■ RECORD SET

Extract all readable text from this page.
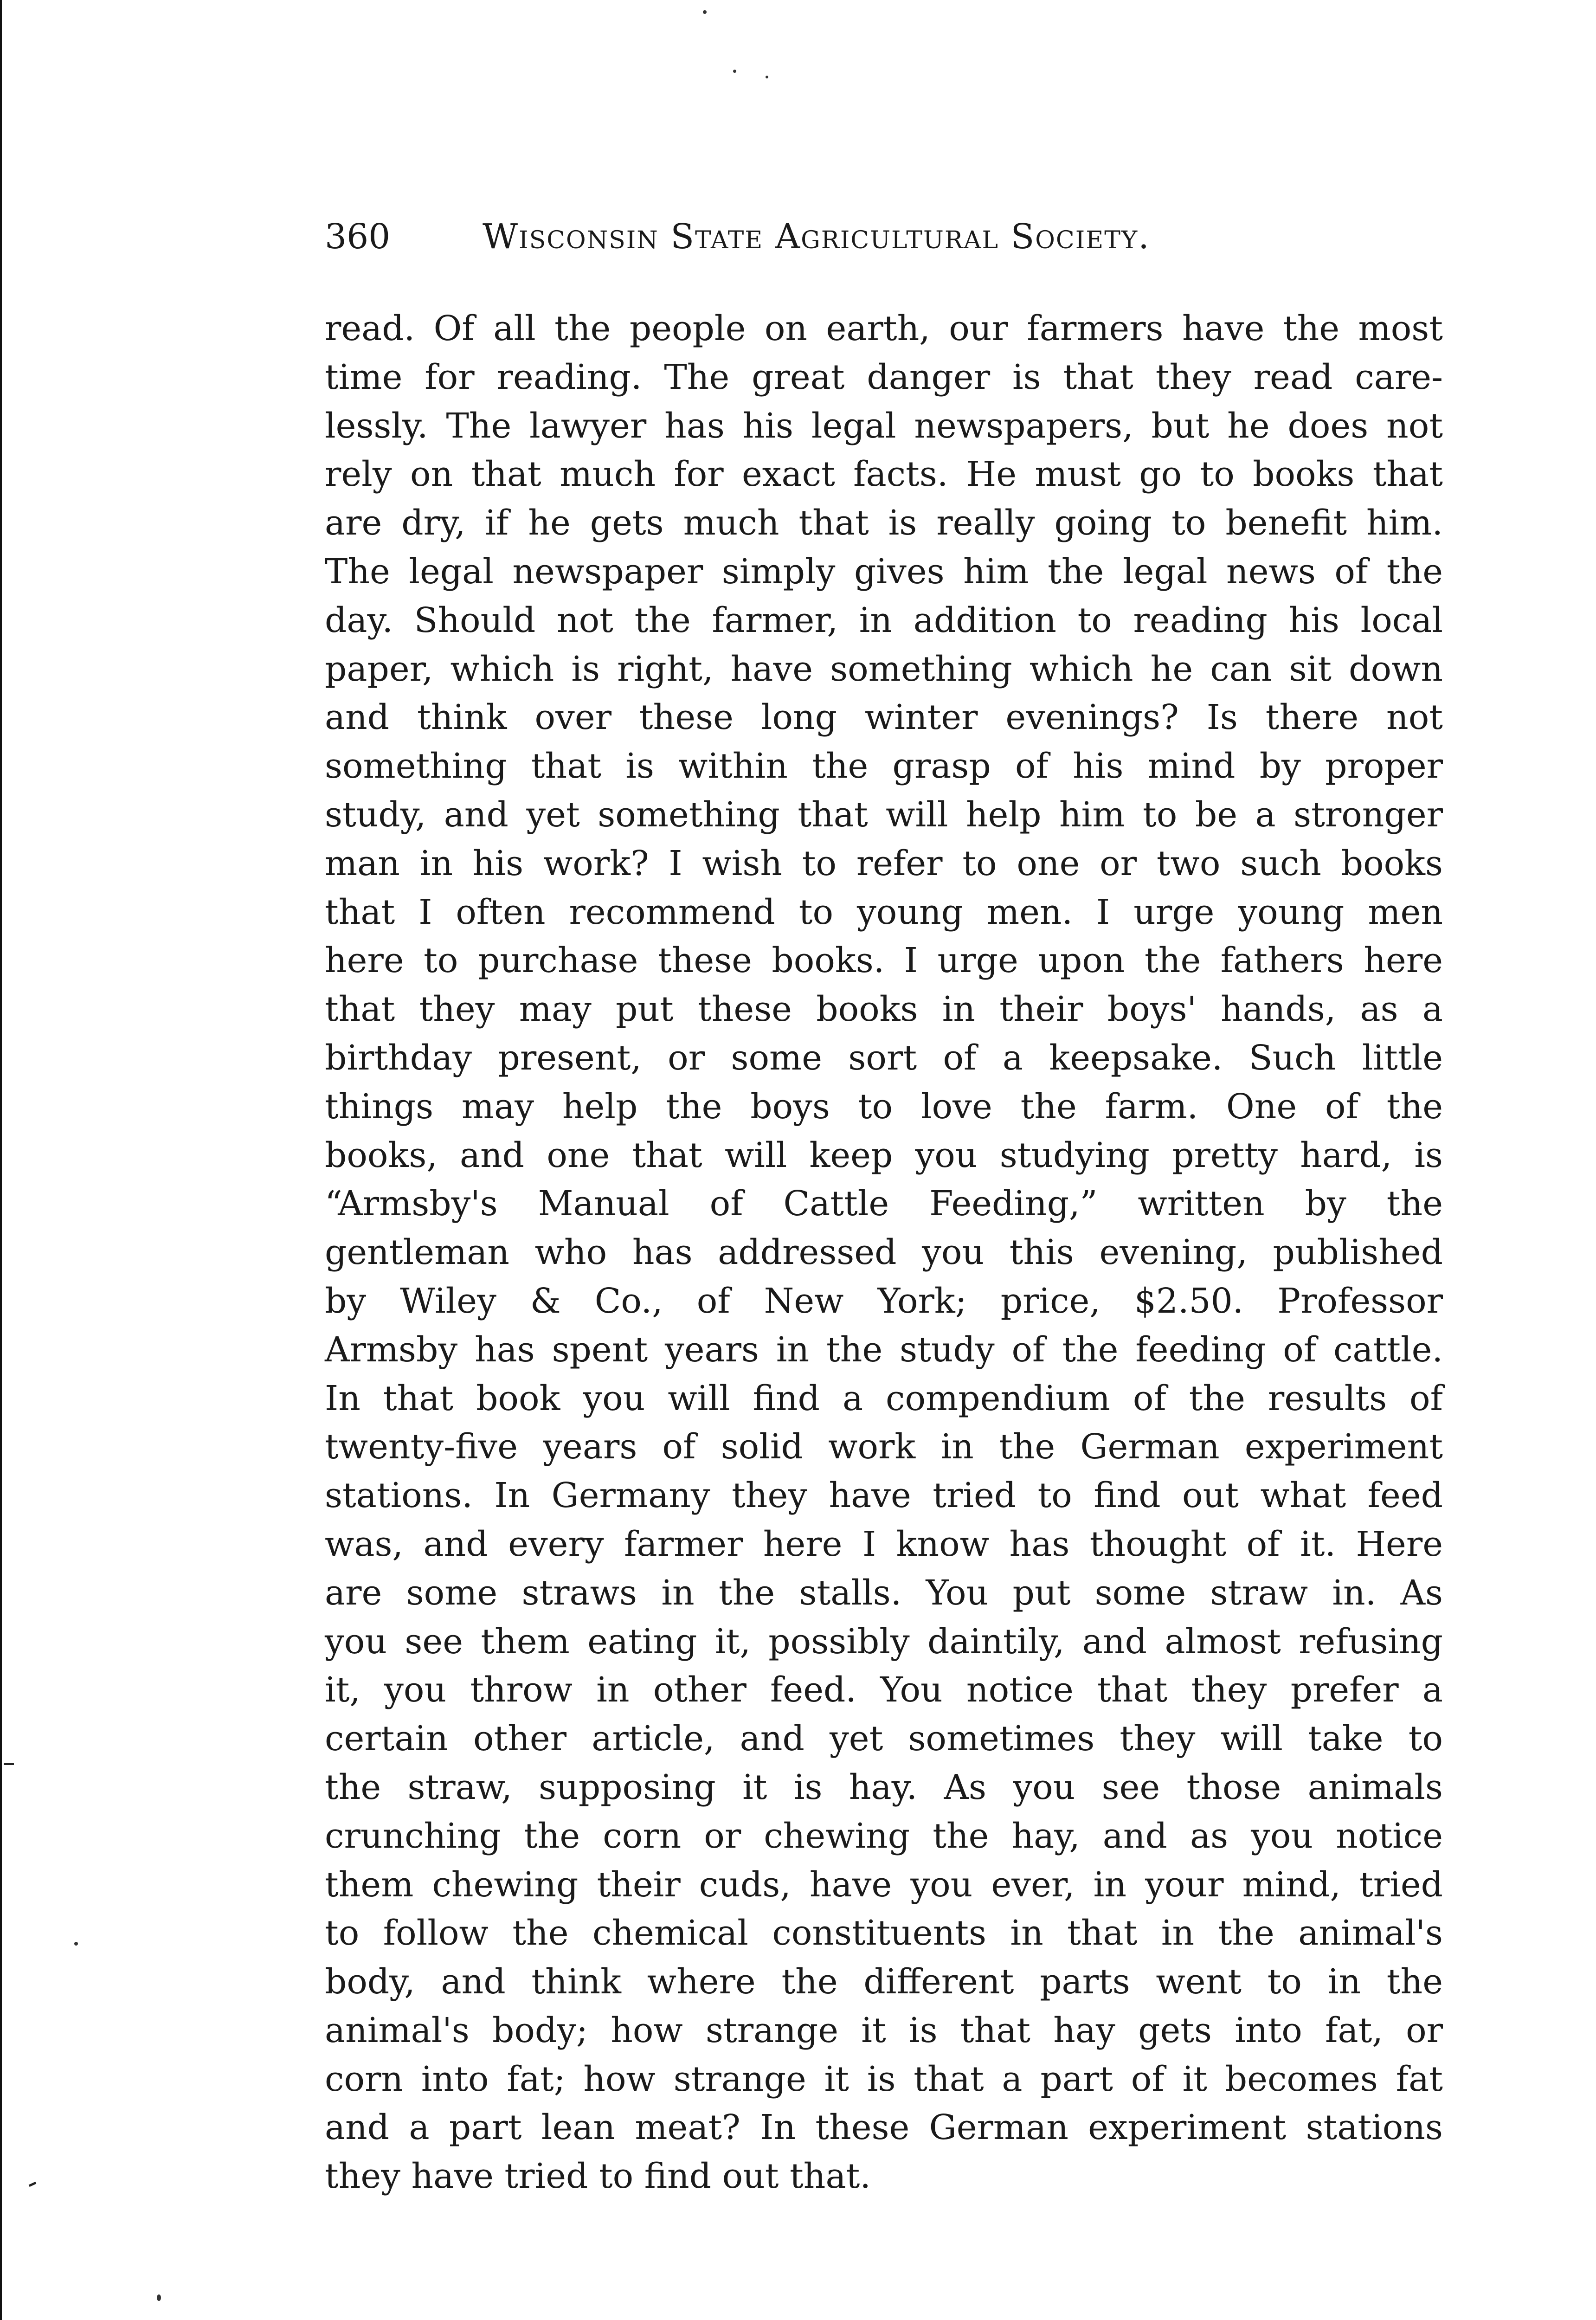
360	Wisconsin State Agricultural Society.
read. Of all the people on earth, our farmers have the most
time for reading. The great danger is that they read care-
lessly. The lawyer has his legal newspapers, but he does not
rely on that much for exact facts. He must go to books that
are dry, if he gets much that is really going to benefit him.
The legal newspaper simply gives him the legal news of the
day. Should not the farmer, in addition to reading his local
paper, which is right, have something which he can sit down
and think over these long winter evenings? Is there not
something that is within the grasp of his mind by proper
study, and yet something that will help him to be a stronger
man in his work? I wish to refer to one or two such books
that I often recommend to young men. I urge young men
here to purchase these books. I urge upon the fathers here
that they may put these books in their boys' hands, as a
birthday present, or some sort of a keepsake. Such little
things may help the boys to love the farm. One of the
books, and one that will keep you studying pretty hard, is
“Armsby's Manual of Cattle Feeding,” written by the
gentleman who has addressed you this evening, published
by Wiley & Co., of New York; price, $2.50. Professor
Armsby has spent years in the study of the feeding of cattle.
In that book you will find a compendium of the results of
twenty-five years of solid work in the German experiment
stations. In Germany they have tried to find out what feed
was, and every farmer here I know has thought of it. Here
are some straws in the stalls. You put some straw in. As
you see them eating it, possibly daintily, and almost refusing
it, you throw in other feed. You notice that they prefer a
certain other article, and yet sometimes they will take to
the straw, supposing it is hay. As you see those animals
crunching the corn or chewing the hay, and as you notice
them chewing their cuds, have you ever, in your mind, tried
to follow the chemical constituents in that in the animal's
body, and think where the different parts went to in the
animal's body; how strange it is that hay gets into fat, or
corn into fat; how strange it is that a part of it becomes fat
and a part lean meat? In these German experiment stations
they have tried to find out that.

--

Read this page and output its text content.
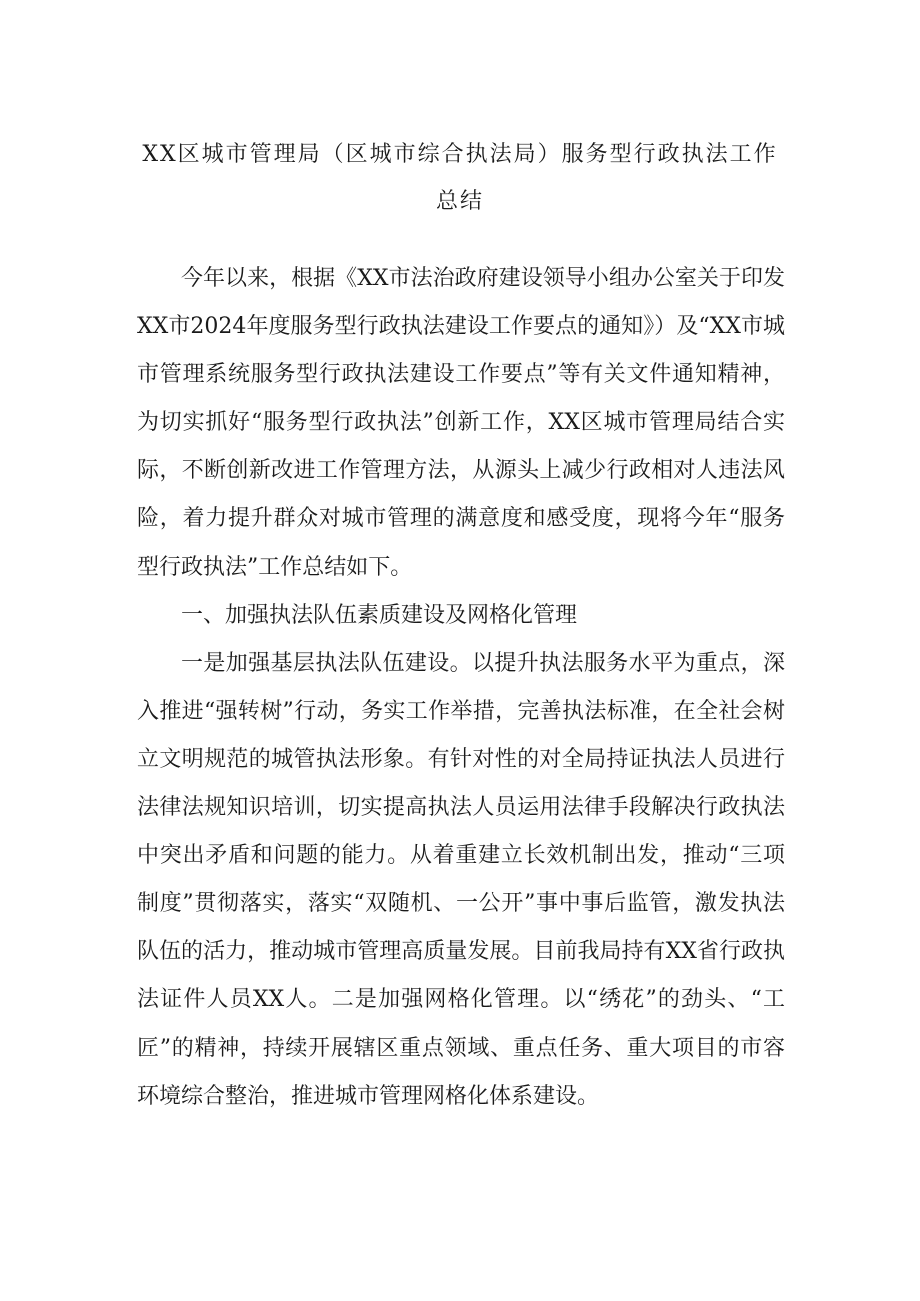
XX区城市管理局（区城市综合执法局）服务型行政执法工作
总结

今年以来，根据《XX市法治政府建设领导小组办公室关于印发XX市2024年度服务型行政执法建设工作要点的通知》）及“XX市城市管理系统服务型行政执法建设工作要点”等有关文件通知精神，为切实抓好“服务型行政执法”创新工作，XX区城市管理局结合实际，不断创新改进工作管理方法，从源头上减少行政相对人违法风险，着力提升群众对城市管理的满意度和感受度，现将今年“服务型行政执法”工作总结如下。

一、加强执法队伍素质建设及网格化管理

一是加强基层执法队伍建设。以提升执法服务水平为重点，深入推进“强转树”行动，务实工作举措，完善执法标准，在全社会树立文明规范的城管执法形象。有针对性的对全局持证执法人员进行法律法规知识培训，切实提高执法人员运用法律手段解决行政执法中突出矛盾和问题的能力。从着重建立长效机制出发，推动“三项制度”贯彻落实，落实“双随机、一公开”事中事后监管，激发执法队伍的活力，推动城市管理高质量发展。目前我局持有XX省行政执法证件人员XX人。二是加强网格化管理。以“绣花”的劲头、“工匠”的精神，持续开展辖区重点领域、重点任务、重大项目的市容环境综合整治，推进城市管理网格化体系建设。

■ OBJECTIVE
Leave out every line without the string "notice" and copy the rest.

■ EXERCISE RESULT
it, you throw in other feed. You notice that they prefer a
crunching the corn or chewing the hay, and as you notice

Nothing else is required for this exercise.